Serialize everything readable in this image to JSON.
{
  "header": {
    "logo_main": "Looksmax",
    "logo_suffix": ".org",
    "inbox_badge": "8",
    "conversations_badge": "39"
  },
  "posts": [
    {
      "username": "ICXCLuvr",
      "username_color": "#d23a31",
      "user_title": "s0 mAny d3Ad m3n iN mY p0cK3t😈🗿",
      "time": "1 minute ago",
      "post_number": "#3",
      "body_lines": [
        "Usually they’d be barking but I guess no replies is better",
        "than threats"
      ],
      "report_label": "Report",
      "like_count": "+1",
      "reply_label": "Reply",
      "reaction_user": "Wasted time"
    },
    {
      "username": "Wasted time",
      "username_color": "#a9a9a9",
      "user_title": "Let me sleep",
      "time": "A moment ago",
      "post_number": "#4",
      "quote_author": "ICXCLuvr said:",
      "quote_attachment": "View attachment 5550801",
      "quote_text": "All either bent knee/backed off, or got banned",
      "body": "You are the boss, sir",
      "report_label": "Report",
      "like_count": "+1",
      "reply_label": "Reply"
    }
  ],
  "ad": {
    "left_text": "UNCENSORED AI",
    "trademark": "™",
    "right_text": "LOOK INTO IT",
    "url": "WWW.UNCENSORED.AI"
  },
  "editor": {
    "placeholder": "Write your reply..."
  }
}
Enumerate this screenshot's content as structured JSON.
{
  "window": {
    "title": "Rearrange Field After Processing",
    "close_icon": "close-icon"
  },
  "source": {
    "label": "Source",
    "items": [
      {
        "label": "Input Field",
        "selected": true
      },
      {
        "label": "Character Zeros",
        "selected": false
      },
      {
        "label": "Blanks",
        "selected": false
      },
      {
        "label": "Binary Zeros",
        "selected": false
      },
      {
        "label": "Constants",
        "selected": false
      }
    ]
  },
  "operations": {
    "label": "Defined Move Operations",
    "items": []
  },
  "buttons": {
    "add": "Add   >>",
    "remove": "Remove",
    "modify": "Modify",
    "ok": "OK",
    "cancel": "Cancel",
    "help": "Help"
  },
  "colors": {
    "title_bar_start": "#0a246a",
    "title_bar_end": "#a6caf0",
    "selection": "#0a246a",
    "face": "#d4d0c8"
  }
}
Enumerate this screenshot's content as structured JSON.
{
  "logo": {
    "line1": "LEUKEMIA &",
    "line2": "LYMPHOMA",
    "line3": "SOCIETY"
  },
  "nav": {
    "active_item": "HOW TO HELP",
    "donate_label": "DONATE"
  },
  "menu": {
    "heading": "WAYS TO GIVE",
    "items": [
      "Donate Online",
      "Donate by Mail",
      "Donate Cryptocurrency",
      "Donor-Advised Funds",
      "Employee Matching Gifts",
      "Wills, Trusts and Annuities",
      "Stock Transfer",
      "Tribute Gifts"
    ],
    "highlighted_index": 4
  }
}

────────────────────────────────────────

Reproduce the complete set of lines precisely as supplied.

Serialize everything readable in this image to JSON.
{
  "header": {
    "logo_main": "Looksmax",
    "logo_suffix": ".org",
    "inbox_badge": "8",
    "conversations_badge": "39"
  },
  "posts": [
    {
      "username": "ICXCLuvr",
      "username_color": "#d23a31",
      "user_title": "s0 mAny d3Ad m3n iN mY p0cK3t😈🗿",
      "time": "1 minute ago",
      "post_number": "#3",
      "body_lines": [
        "Usually they’d be barking but I guess no replies is better",
        "than threats"
      ],
      "report_label": "Report",
      "like_count": "+1",
      "reply_label": "Reply",
      "reaction_user": "Wasted time"
    },
    {
      "username": "Wasted time",
      "username_color": "#a9a9a9",
      "user_title": "Let me sleep",
      "time": "A moment ago",
      "post_number": "#4",
      "quote_author": "ICXCLuvr said:",
      "quote_attachment": "View attachment 5550801",
      "quote_text": "All either bent knee/backed off, or got banned",
      "body": "You are the boss, sir",
      "report_label": "Report",
      "like_count": "+1",
      "reply_label": "Reply"
    }
  ],
  "ad": {
    "left_text": "UNCENSORED AI",
    "trademark": "™",
    "right_text": "LOOK INTO IT",
    "url": "WWW.UNCENSORED.AI"
  },
  "editor": {
    "placeholder": "Write your reply..."
  }
}
Enumerate this screenshot's content as structured JSON.
{
  "window": {
    "title": "Rearrange Field After Processing",
    "close_icon": "close-icon"
  },
  "source": {
    "label": "Source",
    "items": [
      {
        "label": "Input Field",
        "selected": true
      },
      {
        "label": "Character Zeros",
        "selected": false
      },
      {
        "label": "Blanks",
        "selected": false
      },
      {
        "label": "Binary Zeros",
        "selected": false
      },
      {
        "label": "Constants",
        "selected": false
      }
    ]
  },
  "operations": {
    "label": "Defined Move Operations",
    "items": []
  },
  "buttons": {
    "add": "Add   >>",
    "remove": "Remove",
    "modify": "Modify",
    "ok": "OK",
    "cancel": "Cancel",
    "help": "Help"
  },
  "colors": {
    "title_bar_start": "#0a246a",
    "title_bar_end": "#a6caf0",
    "selection": "#0a246a",
    "face": "#d4d0c8"
  }
}
Enumerate this screenshot's content as structured JSON.
{
  "logo": {
    "line1": "LEUKEMIA &",
    "line2": "LYMPHOMA",
    "line3": "SOCIETY"
  },
  "nav": {
    "active_item": "HOW TO HELP",
    "donate_label": "DONATE"
  },
  "menu": {
    "heading": "WAYS TO GIVE",
    "items": [
      "Donate Online",
      "Donate by Mail",
      "Donate Cryptocurrency",
      "Donor-Advised Funds",
      "Employee Matching Gifts",
      "Wills, Trusts and Annuities",
      "Stock Transfer",
      "Tribute Gifts"
    ],
    "highlighted_index": 4
  }
}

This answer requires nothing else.